### TO DO
Look over the lines below. Report each one that includes the string "inch".

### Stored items
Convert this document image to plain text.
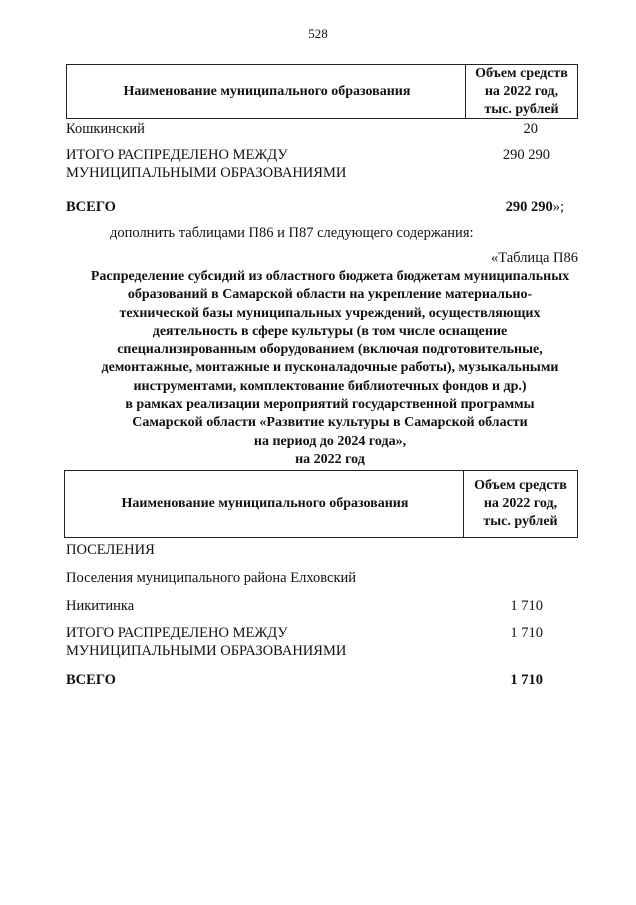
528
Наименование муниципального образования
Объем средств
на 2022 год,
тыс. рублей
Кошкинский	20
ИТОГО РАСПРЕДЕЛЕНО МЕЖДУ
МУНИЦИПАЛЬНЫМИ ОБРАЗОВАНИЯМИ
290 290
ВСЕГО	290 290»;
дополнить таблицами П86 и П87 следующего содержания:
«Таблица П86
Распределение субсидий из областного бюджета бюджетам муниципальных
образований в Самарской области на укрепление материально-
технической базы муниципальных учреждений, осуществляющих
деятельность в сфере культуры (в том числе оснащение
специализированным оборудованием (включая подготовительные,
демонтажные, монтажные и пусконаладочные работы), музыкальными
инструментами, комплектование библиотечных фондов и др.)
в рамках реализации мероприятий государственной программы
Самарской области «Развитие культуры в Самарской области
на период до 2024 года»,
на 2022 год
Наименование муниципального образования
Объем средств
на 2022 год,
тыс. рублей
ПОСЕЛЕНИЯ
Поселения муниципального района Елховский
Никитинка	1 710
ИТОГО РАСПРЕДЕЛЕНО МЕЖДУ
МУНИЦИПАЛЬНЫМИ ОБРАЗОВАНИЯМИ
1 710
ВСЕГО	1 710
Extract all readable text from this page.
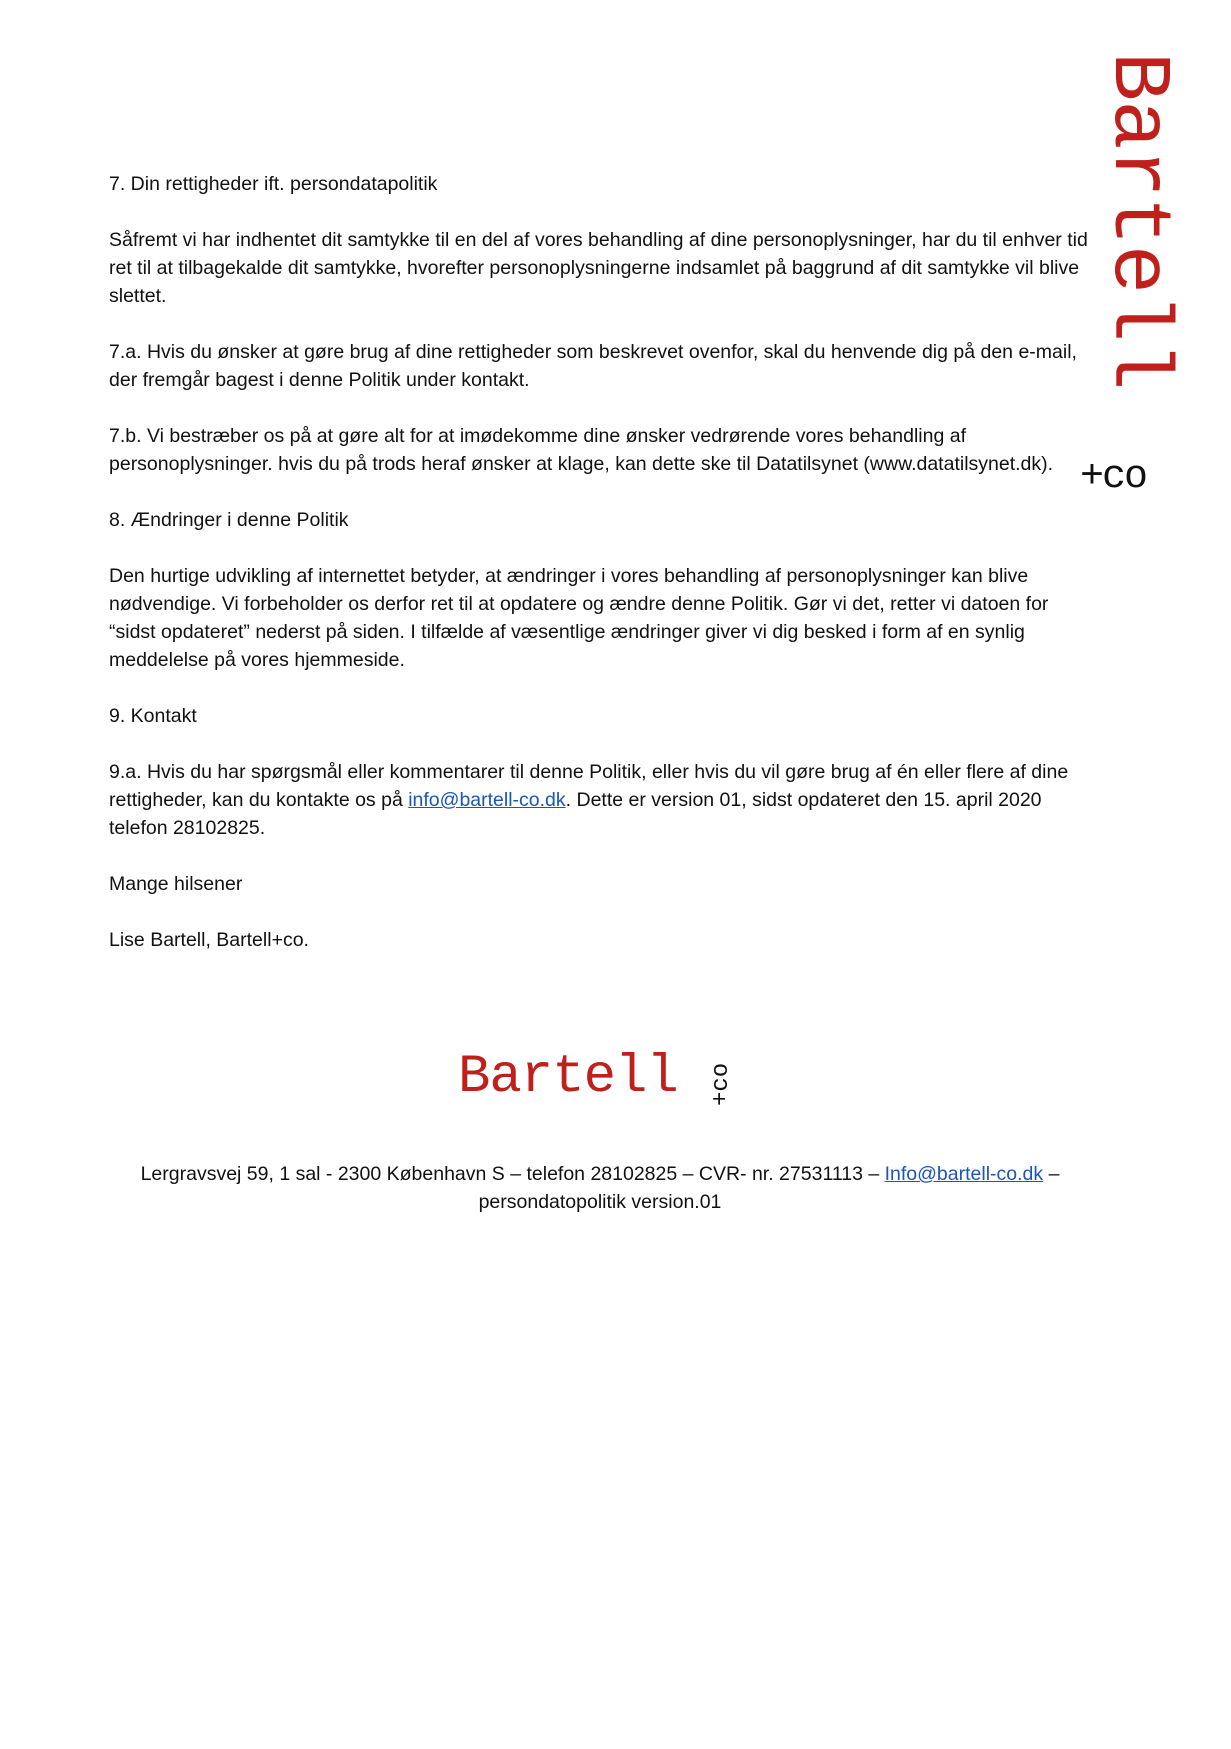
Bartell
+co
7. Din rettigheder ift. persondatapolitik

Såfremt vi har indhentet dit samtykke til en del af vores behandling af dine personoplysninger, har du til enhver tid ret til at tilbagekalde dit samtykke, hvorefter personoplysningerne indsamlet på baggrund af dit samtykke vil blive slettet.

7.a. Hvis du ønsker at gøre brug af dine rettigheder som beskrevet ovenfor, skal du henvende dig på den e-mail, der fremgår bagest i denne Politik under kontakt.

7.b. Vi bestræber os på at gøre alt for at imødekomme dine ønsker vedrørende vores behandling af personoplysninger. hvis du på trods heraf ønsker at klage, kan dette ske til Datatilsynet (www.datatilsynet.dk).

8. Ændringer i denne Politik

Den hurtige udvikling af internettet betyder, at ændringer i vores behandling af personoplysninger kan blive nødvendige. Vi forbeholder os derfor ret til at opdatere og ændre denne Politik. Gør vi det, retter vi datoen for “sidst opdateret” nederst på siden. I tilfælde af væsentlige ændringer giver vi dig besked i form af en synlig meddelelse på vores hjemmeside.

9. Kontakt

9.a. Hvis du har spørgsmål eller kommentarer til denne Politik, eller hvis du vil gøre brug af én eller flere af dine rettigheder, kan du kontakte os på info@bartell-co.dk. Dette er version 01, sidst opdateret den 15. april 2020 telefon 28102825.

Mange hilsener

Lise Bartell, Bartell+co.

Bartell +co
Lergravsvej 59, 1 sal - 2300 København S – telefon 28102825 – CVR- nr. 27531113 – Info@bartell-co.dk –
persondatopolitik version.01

---

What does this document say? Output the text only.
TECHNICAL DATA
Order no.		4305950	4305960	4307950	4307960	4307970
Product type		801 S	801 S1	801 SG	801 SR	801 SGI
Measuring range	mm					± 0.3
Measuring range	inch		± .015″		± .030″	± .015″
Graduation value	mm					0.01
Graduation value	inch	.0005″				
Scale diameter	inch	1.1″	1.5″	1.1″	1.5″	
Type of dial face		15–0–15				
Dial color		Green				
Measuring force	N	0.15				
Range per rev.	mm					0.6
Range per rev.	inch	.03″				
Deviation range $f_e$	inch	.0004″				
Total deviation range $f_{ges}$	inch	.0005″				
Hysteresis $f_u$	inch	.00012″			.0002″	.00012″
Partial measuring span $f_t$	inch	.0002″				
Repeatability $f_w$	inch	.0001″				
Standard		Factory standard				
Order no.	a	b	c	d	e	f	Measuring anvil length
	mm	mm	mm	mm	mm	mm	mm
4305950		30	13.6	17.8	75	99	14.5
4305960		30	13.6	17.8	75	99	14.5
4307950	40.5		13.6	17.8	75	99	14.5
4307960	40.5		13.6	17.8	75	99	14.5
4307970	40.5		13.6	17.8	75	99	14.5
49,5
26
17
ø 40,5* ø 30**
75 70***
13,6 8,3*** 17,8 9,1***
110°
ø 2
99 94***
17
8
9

### SOLUTION BELOW
Measuring range	inch		± .015″		± .030″	± .015″
Graduation value	inch	.0005″				
Scale diameter	inch	1.1″	1.5″	1.1″	1.5″	
Range per rev.	inch	.03″				
Deviation range $f_e$	inch	.0004″				
Total deviation range $f_{ges}$	inch	.0005″				
Hysteresis $f_u$	inch	.00012″			.0002″	.00012″
Partial measuring span $f_t$	inch	.0002″				
Repeatability $f_w$	inch	.0001″				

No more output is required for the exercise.